(Structured figure records)
======

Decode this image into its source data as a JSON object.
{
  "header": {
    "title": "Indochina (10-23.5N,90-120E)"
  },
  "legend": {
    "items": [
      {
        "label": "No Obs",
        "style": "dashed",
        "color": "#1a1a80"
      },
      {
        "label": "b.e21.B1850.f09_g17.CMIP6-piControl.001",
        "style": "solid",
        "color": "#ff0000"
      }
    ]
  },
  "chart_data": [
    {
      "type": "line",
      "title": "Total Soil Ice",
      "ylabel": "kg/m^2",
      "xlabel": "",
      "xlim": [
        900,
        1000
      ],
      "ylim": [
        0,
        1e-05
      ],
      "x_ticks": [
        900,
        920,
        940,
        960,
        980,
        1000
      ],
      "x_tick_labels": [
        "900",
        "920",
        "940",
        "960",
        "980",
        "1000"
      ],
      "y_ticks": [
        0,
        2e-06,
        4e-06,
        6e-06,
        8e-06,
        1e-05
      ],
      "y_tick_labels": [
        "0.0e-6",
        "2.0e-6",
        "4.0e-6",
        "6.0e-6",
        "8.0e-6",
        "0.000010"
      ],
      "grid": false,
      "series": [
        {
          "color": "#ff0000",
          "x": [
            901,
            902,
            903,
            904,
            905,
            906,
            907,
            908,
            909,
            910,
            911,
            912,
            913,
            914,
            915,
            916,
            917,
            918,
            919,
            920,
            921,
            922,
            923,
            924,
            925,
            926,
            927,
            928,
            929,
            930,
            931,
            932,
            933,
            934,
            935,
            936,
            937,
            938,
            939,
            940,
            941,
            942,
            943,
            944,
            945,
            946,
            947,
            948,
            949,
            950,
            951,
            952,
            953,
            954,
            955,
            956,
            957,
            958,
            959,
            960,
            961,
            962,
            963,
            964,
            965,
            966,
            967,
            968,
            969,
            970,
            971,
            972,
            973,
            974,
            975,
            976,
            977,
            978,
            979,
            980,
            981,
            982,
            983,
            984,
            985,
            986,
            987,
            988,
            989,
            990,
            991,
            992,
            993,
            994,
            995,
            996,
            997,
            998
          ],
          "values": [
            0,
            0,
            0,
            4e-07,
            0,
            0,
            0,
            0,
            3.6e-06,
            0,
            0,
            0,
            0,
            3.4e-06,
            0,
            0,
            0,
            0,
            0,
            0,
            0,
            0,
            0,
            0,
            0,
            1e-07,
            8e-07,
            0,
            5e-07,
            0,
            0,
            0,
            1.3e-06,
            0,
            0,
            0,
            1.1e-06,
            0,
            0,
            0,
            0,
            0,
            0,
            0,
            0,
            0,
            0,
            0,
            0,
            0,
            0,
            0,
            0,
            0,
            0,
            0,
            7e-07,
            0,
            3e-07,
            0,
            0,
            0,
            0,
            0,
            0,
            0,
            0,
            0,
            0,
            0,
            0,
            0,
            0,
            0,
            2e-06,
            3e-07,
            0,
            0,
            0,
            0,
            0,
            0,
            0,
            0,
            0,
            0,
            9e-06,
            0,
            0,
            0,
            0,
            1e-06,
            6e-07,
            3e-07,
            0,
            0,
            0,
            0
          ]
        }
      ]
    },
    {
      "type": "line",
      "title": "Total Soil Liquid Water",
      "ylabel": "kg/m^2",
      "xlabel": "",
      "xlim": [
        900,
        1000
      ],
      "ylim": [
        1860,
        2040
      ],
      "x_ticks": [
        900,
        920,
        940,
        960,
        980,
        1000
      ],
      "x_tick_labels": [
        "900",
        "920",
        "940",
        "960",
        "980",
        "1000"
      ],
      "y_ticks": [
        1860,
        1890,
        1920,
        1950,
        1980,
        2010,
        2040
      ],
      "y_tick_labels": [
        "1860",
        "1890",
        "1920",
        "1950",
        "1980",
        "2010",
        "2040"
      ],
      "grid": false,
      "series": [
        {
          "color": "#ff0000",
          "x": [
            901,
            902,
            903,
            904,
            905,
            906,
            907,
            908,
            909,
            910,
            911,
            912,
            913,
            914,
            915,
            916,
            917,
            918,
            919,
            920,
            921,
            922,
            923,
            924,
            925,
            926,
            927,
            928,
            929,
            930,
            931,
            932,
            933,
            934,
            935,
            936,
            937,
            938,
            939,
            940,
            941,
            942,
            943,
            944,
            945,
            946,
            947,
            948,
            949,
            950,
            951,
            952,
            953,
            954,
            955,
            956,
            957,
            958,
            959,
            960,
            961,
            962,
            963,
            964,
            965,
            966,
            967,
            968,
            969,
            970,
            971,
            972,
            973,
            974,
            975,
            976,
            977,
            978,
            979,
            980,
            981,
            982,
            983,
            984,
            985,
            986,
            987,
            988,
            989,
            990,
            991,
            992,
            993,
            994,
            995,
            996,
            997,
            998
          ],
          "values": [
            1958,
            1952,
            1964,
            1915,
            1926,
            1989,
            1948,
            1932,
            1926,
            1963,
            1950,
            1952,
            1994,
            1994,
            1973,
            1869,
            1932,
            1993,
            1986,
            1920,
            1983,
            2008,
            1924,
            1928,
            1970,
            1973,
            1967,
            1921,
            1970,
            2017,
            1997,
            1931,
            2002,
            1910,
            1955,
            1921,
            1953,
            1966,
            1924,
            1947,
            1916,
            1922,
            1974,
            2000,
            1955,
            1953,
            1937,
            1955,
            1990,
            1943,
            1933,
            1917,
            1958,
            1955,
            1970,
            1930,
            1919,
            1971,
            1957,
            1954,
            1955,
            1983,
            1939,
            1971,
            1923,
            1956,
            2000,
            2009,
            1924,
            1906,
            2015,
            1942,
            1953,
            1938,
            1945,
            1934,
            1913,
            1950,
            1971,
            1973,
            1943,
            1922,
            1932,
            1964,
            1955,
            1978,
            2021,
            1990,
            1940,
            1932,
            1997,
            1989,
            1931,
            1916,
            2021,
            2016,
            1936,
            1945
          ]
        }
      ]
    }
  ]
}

======

Retype the records that precede this task, keeping them exactly the same.

CORRECT OUTPUT:
Decode this image into its source data as a JSON object.
{
  "header": {
    "title": "Indochina (10-23.5N,90-120E)"
  },
  "legend": {
    "items": [
      {
        "label": "No Obs",
        "style": "dashed",
        "color": "#1a1a80"
      },
      {
        "label": "b.e21.B1850.f09_g17.CMIP6-piControl.001",
        "style": "solid",
        "color": "#ff0000"
      }
    ]
  },
  "chart_data": [
    {
      "type": "line",
      "title": "Total Soil Ice",
      "ylabel": "kg/m^2",
      "xlabel": "",
      "xlim": [
        900,
        1000
      ],
      "ylim": [
        0,
        1e-05
      ],
      "x_ticks": [
        900,
        920,
        940,
        960,
        980,
        1000
      ],
      "x_tick_labels": [
        "900",
        "920",
        "940",
        "960",
        "980",
        "1000"
      ],
      "y_ticks": [
        0,
        2e-06,
        4e-06,
        6e-06,
        8e-06,
        1e-05
      ],
      "y_tick_labels": [
        "0.0e-6",
        "2.0e-6",
        "4.0e-6",
        "6.0e-6",
        "8.0e-6",
        "0.000010"
      ],
      "grid": false,
      "series": [
        {
          "color": "#ff0000",
          "x": [
            901,
            902,
            903,
            904,
            905,
            906,
            907,
            908,
            909,
            910,
            911,
            912,
            913,
            914,
            915,
            916,
            917,
            918,
            919,
            920,
            921,
            922,
            923,
            924,
            925,
            926,
            927,
            928,
            929,
            930,
            931,
            932,
            933,
            934,
            935,
            936,
            937,
            938,
            939,
            940,
            941,
            942,
            943,
            944,
            945,
            946,
            947,
            948,
            949,
            950,
            951,
            952,
            953,
            954,
            955,
            956,
            957,
            958,
            959,
            960,
            961,
            962,
            963,
            964,
            965,
            966,
            967,
            968,
            969,
            970,
            971,
            972,
            973,
            974,
            975,
            976,
            977,
            978,
            979,
            980,
            981,
            982,
            983,
            984,
            985,
            986,
            987,
            988,
            989,
            990,
            991,
            992,
            993,
            994,
            995,
            996,
            997,
            998
          ],
          "values": [
            0,
            0,
            0,
            4e-07,
            0,
            0,
            0,
            0,
            3.6e-06,
            0,
            0,
            0,
            0,
            3.4e-06,
            0,
            0,
            0,
            0,
            0,
            0,
            0,
            0,
            0,
            0,
            0,
            1e-07,
            8e-07,
            0,
            5e-07,
            0,
            0,
            0,
            1.3e-06,
            0,
            0,
            0,
            1.1e-06,
            0,
            0,
            0,
            0,
            0,
            0,
            0,
            0,
            0,
            0,
            0,
            0,
            0,
            0,
            0,
            0,
            0,
            0,
            0,
            7e-07,
            0,
            3e-07,
            0,
            0,
            0,
            0,
            0,
            0,
            0,
            0,
            0,
            0,
            0,
            0,
            0,
            0,
            0,
            2e-06,
            3e-07,
            0,
            0,
            0,
            0,
            0,
            0,
            0,
            0,
            0,
            0,
            9e-06,
            0,
            0,
            0,
            0,
            1e-06,
            6e-07,
            3e-07,
            0,
            0,
            0,
            0
          ]
        }
      ]
    },
    {
      "type": "line",
      "title": "Total Soil Liquid Water",
      "ylabel": "kg/m^2",
      "xlabel": "",
      "xlim": [
        900,
        1000
      ],
      "ylim": [
        1860,
        2040
      ],
      "x_ticks": [
        900,
        920,
        940,
        960,
        980,
        1000
      ],
      "x_tick_labels": [
        "900",
        "920",
        "940",
        "960",
        "980",
        "1000"
      ],
      "y_ticks": [
        1860,
        1890,
        1920,
        1950,
        1980,
        2010,
        2040
      ],
      "y_tick_labels": [
        "1860",
        "1890",
        "1920",
        "1950",
        "1980",
        "2010",
        "2040"
      ],
      "grid": false,
      "series": [
        {
          "color": "#ff0000",
          "x": [
            901,
            902,
            903,
            904,
            905,
            906,
            907,
            908,
            909,
            910,
            911,
            912,
            913,
            914,
            915,
            916,
            917,
            918,
            919,
            920,
            921,
            922,
            923,
            924,
            925,
            926,
            927,
            928,
            929,
            930,
            931,
            932,
            933,
            934,
            935,
            936,
            937,
            938,
            939,
            940,
            941,
            942,
            943,
            944,
            945,
            946,
            947,
            948,
            949,
            950,
            951,
            952,
            953,
            954,
            955,
            956,
            957,
            958,
            959,
            960,
            961,
            962,
            963,
            964,
            965,
            966,
            967,
            968,
            969,
            970,
            971,
            972,
            973,
            974,
            975,
            976,
            977,
            978,
            979,
            980,
            981,
            982,
            983,
            984,
            985,
            986,
            987,
            988,
            989,
            990,
            991,
            992,
            993,
            994,
            995,
            996,
            997,
            998
          ],
          "values": [
            1958,
            1952,
            1964,
            1915,
            1926,
            1989,
            1948,
            1932,
            1926,
            1963,
            1950,
            1952,
            1994,
            1994,
            1973,
            1869,
            1932,
            1993,
            1986,
            1920,
            1983,
            2008,
            1924,
            1928,
            1970,
            1973,
            1967,
            1921,
            1970,
            2017,
            1997,
            1931,
            2002,
            1910,
            1955,
            1921,
            1953,
            1966,
            1924,
            1947,
            1916,
            1922,
            1974,
            2000,
            1955,
            1953,
            1937,
            1955,
            1990,
            1943,
            1933,
            1917,
            1958,
            1955,
            1970,
            1930,
            1919,
            1971,
            1957,
            1954,
            1955,
            1983,
            1939,
            1971,
            1923,
            1956,
            2000,
            2009,
            1924,
            1906,
            2015,
            1942,
            1953,
            1938,
            1945,
            1934,
            1913,
            1950,
            1971,
            1973,
            1943,
            1922,
            1932,
            1964,
            1955,
            1978,
            2021,
            1990,
            1940,
            1932,
            1997,
            1989,
            1931,
            1916,
            2021,
            2016,
            1936,
            1945
          ]
        }
      ]
    }
  ]
}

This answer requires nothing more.